## TASK
Please print the full listing exactly.

## MATERIAL TO PROCESS
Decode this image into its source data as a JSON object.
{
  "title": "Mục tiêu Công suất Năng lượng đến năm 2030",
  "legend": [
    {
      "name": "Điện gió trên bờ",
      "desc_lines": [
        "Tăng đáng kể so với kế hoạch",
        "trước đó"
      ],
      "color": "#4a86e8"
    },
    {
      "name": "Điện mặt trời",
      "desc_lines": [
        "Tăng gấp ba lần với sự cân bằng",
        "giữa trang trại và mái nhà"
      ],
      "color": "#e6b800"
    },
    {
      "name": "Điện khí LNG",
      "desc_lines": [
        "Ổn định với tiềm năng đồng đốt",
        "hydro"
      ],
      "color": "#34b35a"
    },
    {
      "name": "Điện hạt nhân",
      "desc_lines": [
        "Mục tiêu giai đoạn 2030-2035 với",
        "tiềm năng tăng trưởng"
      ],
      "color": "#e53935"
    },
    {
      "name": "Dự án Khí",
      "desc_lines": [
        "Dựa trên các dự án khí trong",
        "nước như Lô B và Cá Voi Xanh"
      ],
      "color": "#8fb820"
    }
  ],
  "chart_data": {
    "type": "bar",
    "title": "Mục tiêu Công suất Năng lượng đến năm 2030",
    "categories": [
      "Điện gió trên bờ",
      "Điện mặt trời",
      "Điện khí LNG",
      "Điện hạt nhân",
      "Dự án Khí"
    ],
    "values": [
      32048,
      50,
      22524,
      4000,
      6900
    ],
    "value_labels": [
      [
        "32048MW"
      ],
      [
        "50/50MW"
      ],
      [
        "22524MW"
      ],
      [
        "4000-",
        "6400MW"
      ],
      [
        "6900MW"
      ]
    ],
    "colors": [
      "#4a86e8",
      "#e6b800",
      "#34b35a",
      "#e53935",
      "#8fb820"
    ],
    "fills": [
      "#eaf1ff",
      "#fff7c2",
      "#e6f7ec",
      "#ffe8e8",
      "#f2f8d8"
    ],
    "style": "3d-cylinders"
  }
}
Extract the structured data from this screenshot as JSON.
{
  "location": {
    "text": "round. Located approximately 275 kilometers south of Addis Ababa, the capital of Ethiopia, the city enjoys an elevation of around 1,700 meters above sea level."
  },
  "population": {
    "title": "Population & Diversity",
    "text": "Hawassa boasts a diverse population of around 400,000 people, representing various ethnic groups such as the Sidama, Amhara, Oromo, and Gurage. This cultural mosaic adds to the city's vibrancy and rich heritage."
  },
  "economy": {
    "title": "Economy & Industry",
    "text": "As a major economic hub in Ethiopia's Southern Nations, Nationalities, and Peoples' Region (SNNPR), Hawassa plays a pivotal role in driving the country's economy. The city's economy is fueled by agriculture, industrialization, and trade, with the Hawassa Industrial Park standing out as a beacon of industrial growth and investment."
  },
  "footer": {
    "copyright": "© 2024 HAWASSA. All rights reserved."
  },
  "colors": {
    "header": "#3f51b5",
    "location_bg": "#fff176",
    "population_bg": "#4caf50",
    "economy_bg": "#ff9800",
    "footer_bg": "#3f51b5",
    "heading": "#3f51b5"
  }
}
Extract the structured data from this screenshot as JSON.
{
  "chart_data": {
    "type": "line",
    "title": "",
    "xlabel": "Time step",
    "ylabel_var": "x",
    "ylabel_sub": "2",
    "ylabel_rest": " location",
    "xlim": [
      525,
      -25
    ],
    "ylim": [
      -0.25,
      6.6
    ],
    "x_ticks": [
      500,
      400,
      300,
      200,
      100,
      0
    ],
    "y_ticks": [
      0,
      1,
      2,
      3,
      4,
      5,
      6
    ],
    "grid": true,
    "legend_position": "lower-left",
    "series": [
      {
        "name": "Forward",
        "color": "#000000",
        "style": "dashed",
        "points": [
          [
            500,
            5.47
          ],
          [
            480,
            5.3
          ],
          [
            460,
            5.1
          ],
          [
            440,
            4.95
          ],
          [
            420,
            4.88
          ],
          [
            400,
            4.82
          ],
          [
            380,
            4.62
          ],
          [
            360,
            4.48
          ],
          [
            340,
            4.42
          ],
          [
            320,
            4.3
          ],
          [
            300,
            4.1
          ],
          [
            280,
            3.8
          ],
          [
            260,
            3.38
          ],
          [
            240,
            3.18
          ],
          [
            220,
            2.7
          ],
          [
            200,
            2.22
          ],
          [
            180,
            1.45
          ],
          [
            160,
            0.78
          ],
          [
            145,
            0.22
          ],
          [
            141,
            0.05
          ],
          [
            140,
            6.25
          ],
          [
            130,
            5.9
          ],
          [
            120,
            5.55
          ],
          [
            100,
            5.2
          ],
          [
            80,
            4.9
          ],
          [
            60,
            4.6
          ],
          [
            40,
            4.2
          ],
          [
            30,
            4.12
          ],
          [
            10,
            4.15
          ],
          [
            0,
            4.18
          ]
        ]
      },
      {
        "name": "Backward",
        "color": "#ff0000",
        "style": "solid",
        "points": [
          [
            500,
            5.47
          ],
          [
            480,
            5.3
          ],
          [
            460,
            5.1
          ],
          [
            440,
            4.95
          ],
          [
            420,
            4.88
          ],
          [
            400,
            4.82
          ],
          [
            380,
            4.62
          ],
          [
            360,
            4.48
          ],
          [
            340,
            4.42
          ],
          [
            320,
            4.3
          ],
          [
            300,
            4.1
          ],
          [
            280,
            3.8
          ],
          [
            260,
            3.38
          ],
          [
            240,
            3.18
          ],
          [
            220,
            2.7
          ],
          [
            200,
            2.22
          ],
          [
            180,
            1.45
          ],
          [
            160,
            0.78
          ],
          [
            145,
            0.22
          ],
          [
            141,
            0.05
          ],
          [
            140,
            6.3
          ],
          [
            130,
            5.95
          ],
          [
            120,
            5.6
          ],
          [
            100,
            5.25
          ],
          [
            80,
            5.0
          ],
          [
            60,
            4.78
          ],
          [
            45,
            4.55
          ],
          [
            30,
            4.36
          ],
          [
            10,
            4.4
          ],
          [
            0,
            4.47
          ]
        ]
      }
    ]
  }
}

## OUTPUT OF THE TASK
Decode this image into its source data as a JSON object.
{
  "title": "Mục tiêu Công suất Năng lượng đến năm 2030",
  "legend": [
    {
      "name": "Điện gió trên bờ",
      "desc_lines": [
        "Tăng đáng kể so với kế hoạch",
        "trước đó"
      ],
      "color": "#4a86e8"
    },
    {
      "name": "Điện mặt trời",
      "desc_lines": [
        "Tăng gấp ba lần với sự cân bằng",
        "giữa trang trại và mái nhà"
      ],
      "color": "#e6b800"
    },
    {
      "name": "Điện khí LNG",
      "desc_lines": [
        "Ổn định với tiềm năng đồng đốt",
        "hydro"
      ],
      "color": "#34b35a"
    },
    {
      "name": "Điện hạt nhân",
      "desc_lines": [
        "Mục tiêu giai đoạn 2030-2035 với",
        "tiềm năng tăng trưởng"
      ],
      "color": "#e53935"
    },
    {
      "name": "Dự án Khí",
      "desc_lines": [
        "Dựa trên các dự án khí trong",
        "nước như Lô B và Cá Voi Xanh"
      ],
      "color": "#8fb820"
    }
  ],
  "chart_data": {
    "type": "bar",
    "title": "Mục tiêu Công suất Năng lượng đến năm 2030",
    "categories": [
      "Điện gió trên bờ",
      "Điện mặt trời",
      "Điện khí LNG",
      "Điện hạt nhân",
      "Dự án Khí"
    ],
    "values": [
      32048,
      50,
      22524,
      4000,
      6900
    ],
    "value_labels": [
      [
        "32048MW"
      ],
      [
        "50/50MW"
      ],
      [
        "22524MW"
      ],
      [
        "4000-",
        "6400MW"
      ],
      [
        "6900MW"
      ]
    ],
    "colors": [
      "#4a86e8",
      "#e6b800",
      "#34b35a",
      "#e53935",
      "#8fb820"
    ],
    "fills": [
      "#eaf1ff",
      "#fff7c2",
      "#e6f7ec",
      "#ffe8e8",
      "#f2f8d8"
    ],
    "style": "3d-cylinders"
  }
}
Extract the structured data from this screenshot as JSON.
{
  "location": {
    "text": "round. Located approximately 275 kilometers south of Addis Ababa, the capital of Ethiopia, the city enjoys an elevation of around 1,700 meters above sea level."
  },
  "population": {
    "title": "Population & Diversity",
    "text": "Hawassa boasts a diverse population of around 400,000 people, representing various ethnic groups such as the Sidama, Amhara, Oromo, and Gurage. This cultural mosaic adds to the city's vibrancy and rich heritage."
  },
  "economy": {
    "title": "Economy & Industry",
    "text": "As a major economic hub in Ethiopia's Southern Nations, Nationalities, and Peoples' Region (SNNPR), Hawassa plays a pivotal role in driving the country's economy. The city's economy is fueled by agriculture, industrialization, and trade, with the Hawassa Industrial Park standing out as a beacon of industrial growth and investment."
  },
  "footer": {
    "copyright": "© 2024 HAWASSA. All rights reserved."
  },
  "colors": {
    "header": "#3f51b5",
    "location_bg": "#fff176",
    "population_bg": "#4caf50",
    "economy_bg": "#ff9800",
    "footer_bg": "#3f51b5",
    "heading": "#3f51b5"
  }
}
Extract the structured data from this screenshot as JSON.
{
  "chart_data": {
    "type": "line",
    "title": "",
    "xlabel": "Time step",
    "ylabel_var": "x",
    "ylabel_sub": "2",
    "ylabel_rest": " location",
    "xlim": [
      525,
      -25
    ],
    "ylim": [
      -0.25,
      6.6
    ],
    "x_ticks": [
      500,
      400,
      300,
      200,
      100,
      0
    ],
    "y_ticks": [
      0,
      1,
      2,
      3,
      4,
      5,
      6
    ],
    "grid": true,
    "legend_position": "lower-left",
    "series": [
      {
        "name": "Forward",
        "color": "#000000",
        "style": "dashed",
        "points": [
          [
            500,
            5.47
          ],
          [
            480,
            5.3
          ],
          [
            460,
            5.1
          ],
          [
            440,
            4.95
          ],
          [
            420,
            4.88
          ],
          [
            400,
            4.82
          ],
          [
            380,
            4.62
          ],
          [
            360,
            4.48
          ],
          [
            340,
            4.42
          ],
          [
            320,
            4.3
          ],
          [
            300,
            4.1
          ],
          [
            280,
            3.8
          ],
          [
            260,
            3.38
          ],
          [
            240,
            3.18
          ],
          [
            220,
            2.7
          ],
          [
            200,
            2.22
          ],
          [
            180,
            1.45
          ],
          [
            160,
            0.78
          ],
          [
            145,
            0.22
          ],
          [
            141,
            0.05
          ],
          [
            140,
            6.25
          ],
          [
            130,
            5.9
          ],
          [
            120,
            5.55
          ],
          [
            100,
            5.2
          ],
          [
            80,
            4.9
          ],
          [
            60,
            4.6
          ],
          [
            40,
            4.2
          ],
          [
            30,
            4.12
          ],
          [
            10,
            4.15
          ],
          [
            0,
            4.18
          ]
        ]
      },
      {
        "name": "Backward",
        "color": "#ff0000",
        "style": "solid",
        "points": [
          [
            500,
            5.47
          ],
          [
            480,
            5.3
          ],
          [
            460,
            5.1
          ],
          [
            440,
            4.95
          ],
          [
            420,
            4.88
          ],
          [
            400,
            4.82
          ],
          [
            380,
            4.62
          ],
          [
            360,
            4.48
          ],
          [
            340,
            4.42
          ],
          [
            320,
            4.3
          ],
          [
            300,
            4.1
          ],
          [
            280,
            3.8
          ],
          [
            260,
            3.38
          ],
          [
            240,
            3.18
          ],
          [
            220,
            2.7
          ],
          [
            200,
            2.22
          ],
          [
            180,
            1.45
          ],
          [
            160,
            0.78
          ],
          [
            145,
            0.22
          ],
          [
            141,
            0.05
          ],
          [
            140,
            6.3
          ],
          [
            130,
            5.95
          ],
          [
            120,
            5.6
          ],
          [
            100,
            5.25
          ],
          [
            80,
            5.0
          ],
          [
            60,
            4.78
          ],
          [
            45,
            4.55
          ],
          [
            30,
            4.36
          ],
          [
            10,
            4.4
          ],
          [
            0,
            4.47
          ]
        ]
      }
    ]
  }
}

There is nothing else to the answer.